■ TASK TO CARRY OUT: Copy each line where the word "ELECTRICITY" occurs.

■ RECORDS PROVIDED:
========================================================================
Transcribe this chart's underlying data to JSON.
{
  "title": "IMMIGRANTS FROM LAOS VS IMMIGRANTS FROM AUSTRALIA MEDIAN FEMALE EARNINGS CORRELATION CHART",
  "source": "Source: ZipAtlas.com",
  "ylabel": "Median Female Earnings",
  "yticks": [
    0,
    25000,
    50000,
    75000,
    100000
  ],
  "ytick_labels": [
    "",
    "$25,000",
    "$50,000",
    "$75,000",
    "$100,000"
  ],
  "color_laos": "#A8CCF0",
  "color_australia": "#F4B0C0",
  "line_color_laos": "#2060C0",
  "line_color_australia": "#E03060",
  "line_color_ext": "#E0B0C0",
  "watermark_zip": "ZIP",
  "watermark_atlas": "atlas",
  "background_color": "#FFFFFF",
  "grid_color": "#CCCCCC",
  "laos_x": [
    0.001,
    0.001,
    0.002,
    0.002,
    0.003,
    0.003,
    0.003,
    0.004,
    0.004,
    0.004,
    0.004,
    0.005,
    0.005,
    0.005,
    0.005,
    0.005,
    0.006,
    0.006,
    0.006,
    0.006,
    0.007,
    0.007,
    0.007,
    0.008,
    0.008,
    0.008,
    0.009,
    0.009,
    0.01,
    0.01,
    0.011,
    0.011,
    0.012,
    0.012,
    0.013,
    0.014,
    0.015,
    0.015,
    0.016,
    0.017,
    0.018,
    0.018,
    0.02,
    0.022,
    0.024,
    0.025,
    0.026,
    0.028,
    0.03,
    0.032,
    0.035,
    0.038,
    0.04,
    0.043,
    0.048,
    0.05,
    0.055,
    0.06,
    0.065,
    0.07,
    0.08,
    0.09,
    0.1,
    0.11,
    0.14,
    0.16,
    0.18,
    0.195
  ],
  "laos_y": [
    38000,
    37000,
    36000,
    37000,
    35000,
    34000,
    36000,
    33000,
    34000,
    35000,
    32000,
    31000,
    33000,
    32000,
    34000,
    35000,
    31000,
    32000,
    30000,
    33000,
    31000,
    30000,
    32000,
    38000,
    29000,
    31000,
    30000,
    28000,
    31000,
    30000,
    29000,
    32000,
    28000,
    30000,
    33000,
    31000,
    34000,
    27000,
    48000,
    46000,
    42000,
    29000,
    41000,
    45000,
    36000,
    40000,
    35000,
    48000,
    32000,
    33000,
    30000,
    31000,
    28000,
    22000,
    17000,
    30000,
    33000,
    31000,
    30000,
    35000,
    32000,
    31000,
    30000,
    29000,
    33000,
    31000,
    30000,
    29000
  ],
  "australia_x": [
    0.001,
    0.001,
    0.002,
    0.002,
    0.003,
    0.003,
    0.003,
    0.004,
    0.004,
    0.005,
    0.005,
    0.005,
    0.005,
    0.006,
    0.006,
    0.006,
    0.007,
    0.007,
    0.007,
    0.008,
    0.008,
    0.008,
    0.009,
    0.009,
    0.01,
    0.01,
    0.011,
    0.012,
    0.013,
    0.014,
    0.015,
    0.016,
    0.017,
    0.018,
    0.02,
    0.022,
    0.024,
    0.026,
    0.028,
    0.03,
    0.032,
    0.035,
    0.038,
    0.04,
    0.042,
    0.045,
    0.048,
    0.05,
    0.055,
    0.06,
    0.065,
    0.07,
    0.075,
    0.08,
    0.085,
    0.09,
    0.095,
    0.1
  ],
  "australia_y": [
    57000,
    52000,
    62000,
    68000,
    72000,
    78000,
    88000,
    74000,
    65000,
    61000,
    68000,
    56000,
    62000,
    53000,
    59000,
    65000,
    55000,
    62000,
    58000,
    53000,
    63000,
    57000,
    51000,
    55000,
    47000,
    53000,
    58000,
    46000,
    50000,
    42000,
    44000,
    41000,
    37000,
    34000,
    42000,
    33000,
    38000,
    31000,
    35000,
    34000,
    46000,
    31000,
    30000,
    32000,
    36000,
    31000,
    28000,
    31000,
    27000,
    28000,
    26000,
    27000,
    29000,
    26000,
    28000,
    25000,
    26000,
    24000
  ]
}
========================================================================
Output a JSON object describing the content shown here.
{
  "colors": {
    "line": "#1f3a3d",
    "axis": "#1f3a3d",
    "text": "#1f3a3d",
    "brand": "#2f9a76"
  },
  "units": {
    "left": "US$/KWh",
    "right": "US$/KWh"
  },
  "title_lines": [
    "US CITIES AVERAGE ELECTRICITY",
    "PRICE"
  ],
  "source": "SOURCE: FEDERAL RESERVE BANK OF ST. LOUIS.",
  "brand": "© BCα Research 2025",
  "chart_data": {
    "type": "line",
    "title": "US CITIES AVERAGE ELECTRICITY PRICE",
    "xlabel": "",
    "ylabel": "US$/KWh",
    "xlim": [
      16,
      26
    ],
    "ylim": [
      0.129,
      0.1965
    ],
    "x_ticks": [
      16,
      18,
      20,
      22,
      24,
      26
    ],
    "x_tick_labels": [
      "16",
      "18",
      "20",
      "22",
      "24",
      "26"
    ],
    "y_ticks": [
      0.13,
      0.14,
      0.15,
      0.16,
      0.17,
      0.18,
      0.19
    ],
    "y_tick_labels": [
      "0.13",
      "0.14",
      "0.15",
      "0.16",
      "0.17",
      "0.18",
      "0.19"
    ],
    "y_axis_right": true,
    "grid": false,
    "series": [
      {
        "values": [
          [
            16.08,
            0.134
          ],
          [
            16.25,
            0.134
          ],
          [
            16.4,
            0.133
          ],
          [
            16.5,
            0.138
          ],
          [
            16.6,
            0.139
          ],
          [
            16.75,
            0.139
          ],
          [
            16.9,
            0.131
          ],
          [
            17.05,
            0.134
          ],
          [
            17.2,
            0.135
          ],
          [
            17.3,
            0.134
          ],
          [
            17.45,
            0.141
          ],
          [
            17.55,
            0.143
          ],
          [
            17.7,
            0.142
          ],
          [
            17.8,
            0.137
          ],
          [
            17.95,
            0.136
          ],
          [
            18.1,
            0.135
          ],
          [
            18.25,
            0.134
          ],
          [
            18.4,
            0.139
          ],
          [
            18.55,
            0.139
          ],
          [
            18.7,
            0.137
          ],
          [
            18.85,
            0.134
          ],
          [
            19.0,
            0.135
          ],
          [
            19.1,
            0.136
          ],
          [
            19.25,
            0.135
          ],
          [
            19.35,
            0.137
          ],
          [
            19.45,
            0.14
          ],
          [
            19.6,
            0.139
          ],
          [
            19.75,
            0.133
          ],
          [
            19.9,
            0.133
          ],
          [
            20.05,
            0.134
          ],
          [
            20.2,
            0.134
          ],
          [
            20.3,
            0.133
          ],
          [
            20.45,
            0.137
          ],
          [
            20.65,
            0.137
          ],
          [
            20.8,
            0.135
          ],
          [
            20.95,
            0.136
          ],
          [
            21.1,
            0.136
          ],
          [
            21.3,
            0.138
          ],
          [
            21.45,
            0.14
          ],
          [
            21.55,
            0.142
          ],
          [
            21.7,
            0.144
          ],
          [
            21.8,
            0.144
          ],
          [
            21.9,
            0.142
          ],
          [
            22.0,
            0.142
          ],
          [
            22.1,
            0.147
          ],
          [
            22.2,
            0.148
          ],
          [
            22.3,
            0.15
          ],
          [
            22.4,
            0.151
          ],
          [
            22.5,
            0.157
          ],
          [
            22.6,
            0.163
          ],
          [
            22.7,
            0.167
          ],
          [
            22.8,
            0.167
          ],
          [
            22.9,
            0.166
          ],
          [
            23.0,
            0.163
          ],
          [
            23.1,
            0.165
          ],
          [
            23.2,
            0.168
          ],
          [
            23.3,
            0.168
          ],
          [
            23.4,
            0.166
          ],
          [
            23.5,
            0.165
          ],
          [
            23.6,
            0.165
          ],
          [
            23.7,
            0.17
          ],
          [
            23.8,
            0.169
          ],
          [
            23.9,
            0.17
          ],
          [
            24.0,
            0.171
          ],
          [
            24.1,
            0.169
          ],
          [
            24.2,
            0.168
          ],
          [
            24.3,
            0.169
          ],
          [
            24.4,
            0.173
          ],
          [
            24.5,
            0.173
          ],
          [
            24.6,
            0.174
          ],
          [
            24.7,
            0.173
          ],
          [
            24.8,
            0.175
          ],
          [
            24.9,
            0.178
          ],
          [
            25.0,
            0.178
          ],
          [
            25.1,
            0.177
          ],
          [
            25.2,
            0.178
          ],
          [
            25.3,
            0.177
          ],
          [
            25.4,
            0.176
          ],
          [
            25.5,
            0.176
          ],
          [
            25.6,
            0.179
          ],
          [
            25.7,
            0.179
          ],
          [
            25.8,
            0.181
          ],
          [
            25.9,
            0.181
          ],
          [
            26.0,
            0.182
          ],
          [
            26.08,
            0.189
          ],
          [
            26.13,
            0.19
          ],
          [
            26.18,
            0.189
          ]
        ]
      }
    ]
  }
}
========================================================================
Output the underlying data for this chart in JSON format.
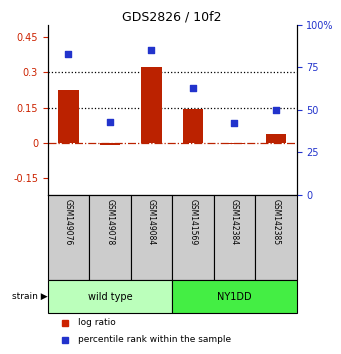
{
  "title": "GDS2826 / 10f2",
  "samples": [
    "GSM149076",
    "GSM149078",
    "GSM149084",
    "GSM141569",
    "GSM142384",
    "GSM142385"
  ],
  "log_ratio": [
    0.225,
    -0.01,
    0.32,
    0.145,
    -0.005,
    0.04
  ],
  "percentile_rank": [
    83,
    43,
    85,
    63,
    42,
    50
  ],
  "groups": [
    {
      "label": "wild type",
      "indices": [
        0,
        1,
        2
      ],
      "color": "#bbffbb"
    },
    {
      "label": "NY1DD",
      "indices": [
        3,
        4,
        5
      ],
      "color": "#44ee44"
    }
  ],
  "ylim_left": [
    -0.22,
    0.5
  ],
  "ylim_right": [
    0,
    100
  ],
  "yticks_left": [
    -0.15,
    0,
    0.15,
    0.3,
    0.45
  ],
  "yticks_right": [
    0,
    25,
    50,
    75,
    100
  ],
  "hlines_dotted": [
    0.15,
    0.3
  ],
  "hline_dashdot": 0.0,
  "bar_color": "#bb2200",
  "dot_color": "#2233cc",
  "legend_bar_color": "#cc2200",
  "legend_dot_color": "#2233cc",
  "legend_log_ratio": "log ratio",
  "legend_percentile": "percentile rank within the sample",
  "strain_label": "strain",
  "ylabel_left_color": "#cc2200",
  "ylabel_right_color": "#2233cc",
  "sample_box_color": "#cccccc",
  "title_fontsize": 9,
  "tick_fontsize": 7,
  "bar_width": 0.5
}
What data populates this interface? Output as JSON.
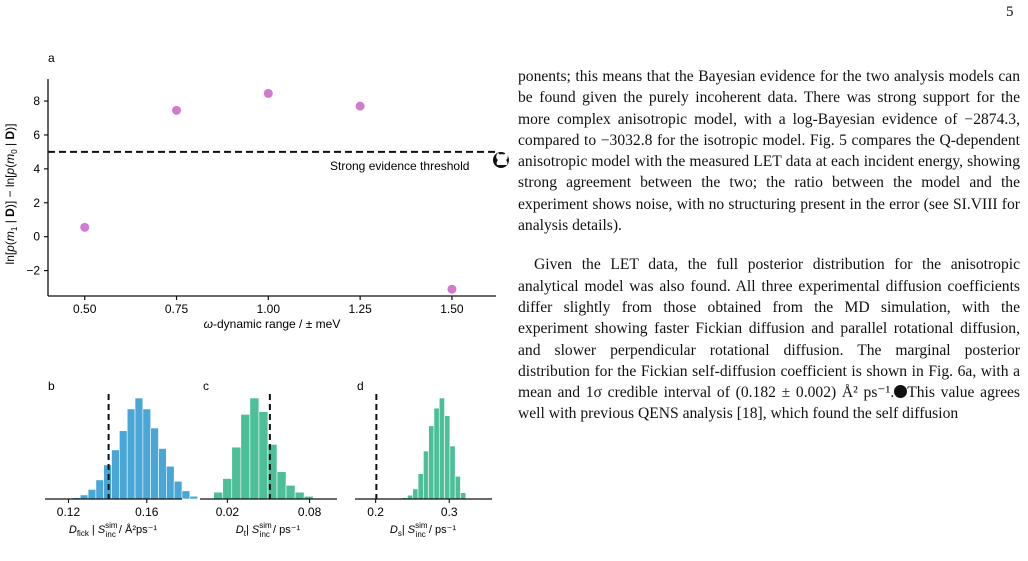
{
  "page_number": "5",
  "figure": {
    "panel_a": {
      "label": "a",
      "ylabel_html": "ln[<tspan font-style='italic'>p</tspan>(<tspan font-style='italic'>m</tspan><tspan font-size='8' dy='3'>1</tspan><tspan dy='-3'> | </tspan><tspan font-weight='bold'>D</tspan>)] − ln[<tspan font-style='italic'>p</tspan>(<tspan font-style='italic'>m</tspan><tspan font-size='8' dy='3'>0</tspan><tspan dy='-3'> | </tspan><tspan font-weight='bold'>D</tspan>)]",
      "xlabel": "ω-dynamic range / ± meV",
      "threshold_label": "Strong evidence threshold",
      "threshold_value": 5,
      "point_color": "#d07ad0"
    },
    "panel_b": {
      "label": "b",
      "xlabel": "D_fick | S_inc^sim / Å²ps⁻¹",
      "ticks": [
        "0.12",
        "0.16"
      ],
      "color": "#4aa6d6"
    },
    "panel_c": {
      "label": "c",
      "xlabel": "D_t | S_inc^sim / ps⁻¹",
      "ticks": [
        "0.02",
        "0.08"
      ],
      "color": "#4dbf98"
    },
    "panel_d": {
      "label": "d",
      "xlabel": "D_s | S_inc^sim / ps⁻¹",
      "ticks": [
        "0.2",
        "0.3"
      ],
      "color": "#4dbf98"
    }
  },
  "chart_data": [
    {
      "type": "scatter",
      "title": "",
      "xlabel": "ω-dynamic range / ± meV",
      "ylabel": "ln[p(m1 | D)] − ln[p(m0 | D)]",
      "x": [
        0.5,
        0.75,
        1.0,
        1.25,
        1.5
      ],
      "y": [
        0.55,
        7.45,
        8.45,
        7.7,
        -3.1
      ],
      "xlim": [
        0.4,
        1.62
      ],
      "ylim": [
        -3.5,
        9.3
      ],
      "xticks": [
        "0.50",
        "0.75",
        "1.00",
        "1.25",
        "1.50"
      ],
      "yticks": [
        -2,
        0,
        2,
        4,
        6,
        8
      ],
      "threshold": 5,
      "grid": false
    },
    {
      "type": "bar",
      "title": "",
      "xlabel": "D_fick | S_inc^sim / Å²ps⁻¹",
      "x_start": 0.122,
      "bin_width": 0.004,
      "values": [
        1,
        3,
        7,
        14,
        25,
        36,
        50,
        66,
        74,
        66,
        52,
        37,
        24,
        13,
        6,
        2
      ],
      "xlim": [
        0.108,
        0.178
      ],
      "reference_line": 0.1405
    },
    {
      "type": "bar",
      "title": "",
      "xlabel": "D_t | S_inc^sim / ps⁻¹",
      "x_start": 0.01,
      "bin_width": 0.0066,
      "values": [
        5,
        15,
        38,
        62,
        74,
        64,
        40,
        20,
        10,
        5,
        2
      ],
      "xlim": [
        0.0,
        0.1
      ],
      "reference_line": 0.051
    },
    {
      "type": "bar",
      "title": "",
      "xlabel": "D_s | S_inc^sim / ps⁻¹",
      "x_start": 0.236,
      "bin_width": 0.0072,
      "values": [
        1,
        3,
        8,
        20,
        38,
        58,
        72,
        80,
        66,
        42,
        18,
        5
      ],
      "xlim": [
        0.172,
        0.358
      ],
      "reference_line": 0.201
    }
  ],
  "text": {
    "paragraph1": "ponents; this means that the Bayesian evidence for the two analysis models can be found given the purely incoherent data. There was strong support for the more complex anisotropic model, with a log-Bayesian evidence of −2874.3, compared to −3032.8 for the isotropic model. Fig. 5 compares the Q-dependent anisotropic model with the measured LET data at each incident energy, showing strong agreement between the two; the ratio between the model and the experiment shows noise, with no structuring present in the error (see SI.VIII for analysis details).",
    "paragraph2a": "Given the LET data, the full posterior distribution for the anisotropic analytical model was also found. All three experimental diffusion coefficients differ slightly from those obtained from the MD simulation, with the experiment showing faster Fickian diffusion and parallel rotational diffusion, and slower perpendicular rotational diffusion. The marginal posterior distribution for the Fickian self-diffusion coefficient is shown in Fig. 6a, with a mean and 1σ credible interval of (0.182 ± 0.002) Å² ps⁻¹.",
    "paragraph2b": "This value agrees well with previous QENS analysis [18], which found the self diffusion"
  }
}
========================================================================
■ THE OUTPUT:
    "US CITIES AVERAGE ELECTRICITY",
    "title": "US CITIES AVERAGE ELECTRICITY PRICE",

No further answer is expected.